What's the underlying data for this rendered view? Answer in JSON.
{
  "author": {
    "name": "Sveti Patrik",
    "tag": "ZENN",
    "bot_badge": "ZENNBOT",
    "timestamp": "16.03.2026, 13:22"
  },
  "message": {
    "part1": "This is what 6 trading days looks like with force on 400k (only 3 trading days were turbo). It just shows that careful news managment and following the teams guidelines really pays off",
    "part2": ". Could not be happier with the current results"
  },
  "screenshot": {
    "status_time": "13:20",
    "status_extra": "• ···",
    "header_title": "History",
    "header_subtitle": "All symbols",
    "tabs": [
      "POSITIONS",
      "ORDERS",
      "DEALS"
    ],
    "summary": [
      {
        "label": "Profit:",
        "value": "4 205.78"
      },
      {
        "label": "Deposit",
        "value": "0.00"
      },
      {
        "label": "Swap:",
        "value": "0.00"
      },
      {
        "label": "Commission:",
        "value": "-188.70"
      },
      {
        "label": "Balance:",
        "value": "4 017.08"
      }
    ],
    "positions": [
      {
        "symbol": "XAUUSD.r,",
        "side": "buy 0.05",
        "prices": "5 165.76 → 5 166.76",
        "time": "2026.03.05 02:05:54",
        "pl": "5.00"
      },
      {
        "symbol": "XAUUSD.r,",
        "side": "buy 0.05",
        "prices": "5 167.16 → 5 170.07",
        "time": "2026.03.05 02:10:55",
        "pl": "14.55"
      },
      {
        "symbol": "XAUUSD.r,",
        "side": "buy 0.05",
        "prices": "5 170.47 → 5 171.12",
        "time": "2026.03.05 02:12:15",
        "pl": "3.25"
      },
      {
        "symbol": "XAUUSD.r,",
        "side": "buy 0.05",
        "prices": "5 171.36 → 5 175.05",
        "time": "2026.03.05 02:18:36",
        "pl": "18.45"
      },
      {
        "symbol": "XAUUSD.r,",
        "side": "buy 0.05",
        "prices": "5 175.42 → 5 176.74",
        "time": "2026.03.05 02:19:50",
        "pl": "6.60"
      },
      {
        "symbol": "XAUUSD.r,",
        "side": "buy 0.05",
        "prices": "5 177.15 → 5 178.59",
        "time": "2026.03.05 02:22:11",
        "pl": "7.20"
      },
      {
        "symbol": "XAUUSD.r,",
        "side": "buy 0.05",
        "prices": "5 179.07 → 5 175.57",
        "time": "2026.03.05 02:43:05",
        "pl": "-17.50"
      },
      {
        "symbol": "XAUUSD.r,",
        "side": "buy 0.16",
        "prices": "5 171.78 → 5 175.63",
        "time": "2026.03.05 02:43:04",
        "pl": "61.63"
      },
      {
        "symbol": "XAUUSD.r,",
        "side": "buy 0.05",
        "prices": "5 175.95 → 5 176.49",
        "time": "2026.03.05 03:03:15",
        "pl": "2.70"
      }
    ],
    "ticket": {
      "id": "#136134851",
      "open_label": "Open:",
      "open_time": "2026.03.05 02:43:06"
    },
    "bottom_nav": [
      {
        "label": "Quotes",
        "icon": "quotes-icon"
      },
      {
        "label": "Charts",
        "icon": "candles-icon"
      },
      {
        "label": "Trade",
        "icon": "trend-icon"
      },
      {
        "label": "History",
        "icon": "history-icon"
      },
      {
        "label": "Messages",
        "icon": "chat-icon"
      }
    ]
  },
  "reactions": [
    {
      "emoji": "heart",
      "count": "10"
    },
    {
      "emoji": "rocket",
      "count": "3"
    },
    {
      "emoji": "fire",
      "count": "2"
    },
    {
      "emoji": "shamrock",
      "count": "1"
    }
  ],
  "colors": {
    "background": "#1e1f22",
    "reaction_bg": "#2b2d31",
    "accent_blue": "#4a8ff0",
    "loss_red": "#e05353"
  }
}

▶ Goal: Copy out all of the data exactly, leaving nothing out.

▶ Correct answer:
What's the underlying data for this rendered view? Answer in JSON.
{
  "author": {
    "name": "Sveti Patrik",
    "tag": "ZENN",
    "bot_badge": "ZENNBOT",
    "timestamp": "16.03.2026, 13:22"
  },
  "message": {
    "part1": "This is what 6 trading days looks like with force on 400k (only 3 trading days were turbo). It just shows that careful news managment and following the teams guidelines really pays off",
    "part2": ". Could not be happier with the current results"
  },
  "screenshot": {
    "status_time": "13:20",
    "status_extra": "• ···",
    "header_title": "History",
    "header_subtitle": "All symbols",
    "tabs": [
      "POSITIONS",
      "ORDERS",
      "DEALS"
    ],
    "summary": [
      {
        "label": "Profit:",
        "value": "4 205.78"
      },
      {
        "label": "Deposit",
        "value": "0.00"
      },
      {
        "label": "Swap:",
        "value": "0.00"
      },
      {
        "label": "Commission:",
        "value": "-188.70"
      },
      {
        "label": "Balance:",
        "value": "4 017.08"
      }
    ],
    "positions": [
      {
        "symbol": "XAUUSD.r,",
        "side": "buy 0.05",
        "prices": "5 165.76 → 5 166.76",
        "time": "2026.03.05 02:05:54",
        "pl": "5.00"
      },
      {
        "symbol": "XAUUSD.r,",
        "side": "buy 0.05",
        "prices": "5 167.16 → 5 170.07",
        "time": "2026.03.05 02:10:55",
        "pl": "14.55"
      },
      {
        "symbol": "XAUUSD.r,",
        "side": "buy 0.05",
        "prices": "5 170.47 → 5 171.12",
        "time": "2026.03.05 02:12:15",
        "pl": "3.25"
      },
      {
        "symbol": "XAUUSD.r,",
        "side": "buy 0.05",
        "prices": "5 171.36 → 5 175.05",
        "time": "2026.03.05 02:18:36",
        "pl": "18.45"
      },
      {
        "symbol": "XAUUSD.r,",
        "side": "buy 0.05",
        "prices": "5 175.42 → 5 176.74",
        "time": "2026.03.05 02:19:50",
        "pl": "6.60"
      },
      {
        "symbol": "XAUUSD.r,",
        "side": "buy 0.05",
        "prices": "5 177.15 → 5 178.59",
        "time": "2026.03.05 02:22:11",
        "pl": "7.20"
      },
      {
        "symbol": "XAUUSD.r,",
        "side": "buy 0.05",
        "prices": "5 179.07 → 5 175.57",
        "time": "2026.03.05 02:43:05",
        "pl": "-17.50"
      },
      {
        "symbol": "XAUUSD.r,",
        "side": "buy 0.16",
        "prices": "5 171.78 → 5 175.63",
        "time": "2026.03.05 02:43:04",
        "pl": "61.63"
      },
      {
        "symbol": "XAUUSD.r,",
        "side": "buy 0.05",
        "prices": "5 175.95 → 5 176.49",
        "time": "2026.03.05 03:03:15",
        "pl": "2.70"
      }
    ],
    "ticket": {
      "id": "#136134851",
      "open_label": "Open:",
      "open_time": "2026.03.05 02:43:06"
    },
    "bottom_nav": [
      {
        "label": "Quotes",
        "icon": "quotes-icon"
      },
      {
        "label": "Charts",
        "icon": "candles-icon"
      },
      {
        "label": "Trade",
        "icon": "trend-icon"
      },
      {
        "label": "History",
        "icon": "history-icon"
      },
      {
        "label": "Messages",
        "icon": "chat-icon"
      }
    ]
  },
  "reactions": [
    {
      "emoji": "heart",
      "count": "10"
    },
    {
      "emoji": "rocket",
      "count": "3"
    },
    {
      "emoji": "fire",
      "count": "2"
    },
    {
      "emoji": "shamrock",
      "count": "1"
    }
  ],
  "colors": {
    "background": "#1e1f22",
    "reaction_bg": "#2b2d31",
    "accent_blue": "#4a8ff0",
    "loss_red": "#e05353"
  }
}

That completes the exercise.